• Data to use
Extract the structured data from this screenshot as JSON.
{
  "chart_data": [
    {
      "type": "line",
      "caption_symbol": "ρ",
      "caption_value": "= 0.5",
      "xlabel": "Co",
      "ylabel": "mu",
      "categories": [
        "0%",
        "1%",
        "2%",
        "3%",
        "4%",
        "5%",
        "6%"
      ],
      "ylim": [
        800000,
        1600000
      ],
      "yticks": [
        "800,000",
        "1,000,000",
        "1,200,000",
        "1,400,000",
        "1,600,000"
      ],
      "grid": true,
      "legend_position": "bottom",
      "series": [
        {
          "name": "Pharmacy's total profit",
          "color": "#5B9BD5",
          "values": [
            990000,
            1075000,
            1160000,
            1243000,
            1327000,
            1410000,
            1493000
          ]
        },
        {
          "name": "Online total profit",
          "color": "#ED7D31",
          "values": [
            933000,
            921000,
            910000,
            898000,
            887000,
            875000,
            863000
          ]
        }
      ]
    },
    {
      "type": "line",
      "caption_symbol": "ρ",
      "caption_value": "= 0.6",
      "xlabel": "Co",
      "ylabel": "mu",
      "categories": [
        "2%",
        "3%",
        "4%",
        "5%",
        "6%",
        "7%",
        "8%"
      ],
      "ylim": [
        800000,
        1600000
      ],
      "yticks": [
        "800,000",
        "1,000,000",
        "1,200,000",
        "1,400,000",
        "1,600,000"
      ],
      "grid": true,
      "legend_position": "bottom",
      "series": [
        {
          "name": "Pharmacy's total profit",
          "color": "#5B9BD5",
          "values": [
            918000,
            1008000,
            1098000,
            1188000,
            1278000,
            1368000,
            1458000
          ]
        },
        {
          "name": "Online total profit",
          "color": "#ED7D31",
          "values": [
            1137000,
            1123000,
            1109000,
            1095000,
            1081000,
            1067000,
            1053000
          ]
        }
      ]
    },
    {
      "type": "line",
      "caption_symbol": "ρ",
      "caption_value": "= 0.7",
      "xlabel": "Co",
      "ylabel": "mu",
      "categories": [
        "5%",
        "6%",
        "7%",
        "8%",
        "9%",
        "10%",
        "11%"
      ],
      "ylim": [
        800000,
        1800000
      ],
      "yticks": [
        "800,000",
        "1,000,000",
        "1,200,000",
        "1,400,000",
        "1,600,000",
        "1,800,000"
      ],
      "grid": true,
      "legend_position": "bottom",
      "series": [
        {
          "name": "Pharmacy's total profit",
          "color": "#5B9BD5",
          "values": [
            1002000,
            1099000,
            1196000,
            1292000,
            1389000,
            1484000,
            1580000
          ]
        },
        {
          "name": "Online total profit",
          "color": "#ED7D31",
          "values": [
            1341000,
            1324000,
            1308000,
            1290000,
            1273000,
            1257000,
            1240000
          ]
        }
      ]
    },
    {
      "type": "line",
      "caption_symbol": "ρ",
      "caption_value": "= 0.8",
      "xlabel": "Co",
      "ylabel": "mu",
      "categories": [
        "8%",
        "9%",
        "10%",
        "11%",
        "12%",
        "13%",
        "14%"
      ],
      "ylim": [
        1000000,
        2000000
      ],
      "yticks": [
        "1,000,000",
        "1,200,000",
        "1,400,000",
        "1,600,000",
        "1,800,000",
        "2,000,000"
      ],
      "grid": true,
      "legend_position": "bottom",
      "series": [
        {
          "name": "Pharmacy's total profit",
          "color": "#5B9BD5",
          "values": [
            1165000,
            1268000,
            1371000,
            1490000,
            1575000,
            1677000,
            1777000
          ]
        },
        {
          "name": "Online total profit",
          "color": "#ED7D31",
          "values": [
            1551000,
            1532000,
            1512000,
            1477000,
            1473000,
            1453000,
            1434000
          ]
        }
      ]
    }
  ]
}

• To do
Output the listing above word for word.

• Answer to this exercise
Extract the structured data from this screenshot as JSON.
{
  "chart_data": [
    {
      "type": "line",
      "caption_symbol": "ρ",
      "caption_value": "= 0.5",
      "xlabel": "Co",
      "ylabel": "mu",
      "categories": [
        "0%",
        "1%",
        "2%",
        "3%",
        "4%",
        "5%",
        "6%"
      ],
      "ylim": [
        800000,
        1600000
      ],
      "yticks": [
        "800,000",
        "1,000,000",
        "1,200,000",
        "1,400,000",
        "1,600,000"
      ],
      "grid": true,
      "legend_position": "bottom",
      "series": [
        {
          "name": "Pharmacy's total profit",
          "color": "#5B9BD5",
          "values": [
            990000,
            1075000,
            1160000,
            1243000,
            1327000,
            1410000,
            1493000
          ]
        },
        {
          "name": "Online total profit",
          "color": "#ED7D31",
          "values": [
            933000,
            921000,
            910000,
            898000,
            887000,
            875000,
            863000
          ]
        }
      ]
    },
    {
      "type": "line",
      "caption_symbol": "ρ",
      "caption_value": "= 0.6",
      "xlabel": "Co",
      "ylabel": "mu",
      "categories": [
        "2%",
        "3%",
        "4%",
        "5%",
        "6%",
        "7%",
        "8%"
      ],
      "ylim": [
        800000,
        1600000
      ],
      "yticks": [
        "800,000",
        "1,000,000",
        "1,200,000",
        "1,400,000",
        "1,600,000"
      ],
      "grid": true,
      "legend_position": "bottom",
      "series": [
        {
          "name": "Pharmacy's total profit",
          "color": "#5B9BD5",
          "values": [
            918000,
            1008000,
            1098000,
            1188000,
            1278000,
            1368000,
            1458000
          ]
        },
        {
          "name": "Online total profit",
          "color": "#ED7D31",
          "values": [
            1137000,
            1123000,
            1109000,
            1095000,
            1081000,
            1067000,
            1053000
          ]
        }
      ]
    },
    {
      "type": "line",
      "caption_symbol": "ρ",
      "caption_value": "= 0.7",
      "xlabel": "Co",
      "ylabel": "mu",
      "categories": [
        "5%",
        "6%",
        "7%",
        "8%",
        "9%",
        "10%",
        "11%"
      ],
      "ylim": [
        800000,
        1800000
      ],
      "yticks": [
        "800,000",
        "1,000,000",
        "1,200,000",
        "1,400,000",
        "1,600,000",
        "1,800,000"
      ],
      "grid": true,
      "legend_position": "bottom",
      "series": [
        {
          "name": "Pharmacy's total profit",
          "color": "#5B9BD5",
          "values": [
            1002000,
            1099000,
            1196000,
            1292000,
            1389000,
            1484000,
            1580000
          ]
        },
        {
          "name": "Online total profit",
          "color": "#ED7D31",
          "values": [
            1341000,
            1324000,
            1308000,
            1290000,
            1273000,
            1257000,
            1240000
          ]
        }
      ]
    },
    {
      "type": "line",
      "caption_symbol": "ρ",
      "caption_value": "= 0.8",
      "xlabel": "Co",
      "ylabel": "mu",
      "categories": [
        "8%",
        "9%",
        "10%",
        "11%",
        "12%",
        "13%",
        "14%"
      ],
      "ylim": [
        1000000,
        2000000
      ],
      "yticks": [
        "1,000,000",
        "1,200,000",
        "1,400,000",
        "1,600,000",
        "1,800,000",
        "2,000,000"
      ],
      "grid": true,
      "legend_position": "bottom",
      "series": [
        {
          "name": "Pharmacy's total profit",
          "color": "#5B9BD5",
          "values": [
            1165000,
            1268000,
            1371000,
            1490000,
            1575000,
            1677000,
            1777000
          ]
        },
        {
          "name": "Online total profit",
          "color": "#ED7D31",
          "values": [
            1551000,
            1532000,
            1512000,
            1477000,
            1473000,
            1453000,
            1434000
          ]
        }
      ]
    }
  ]
}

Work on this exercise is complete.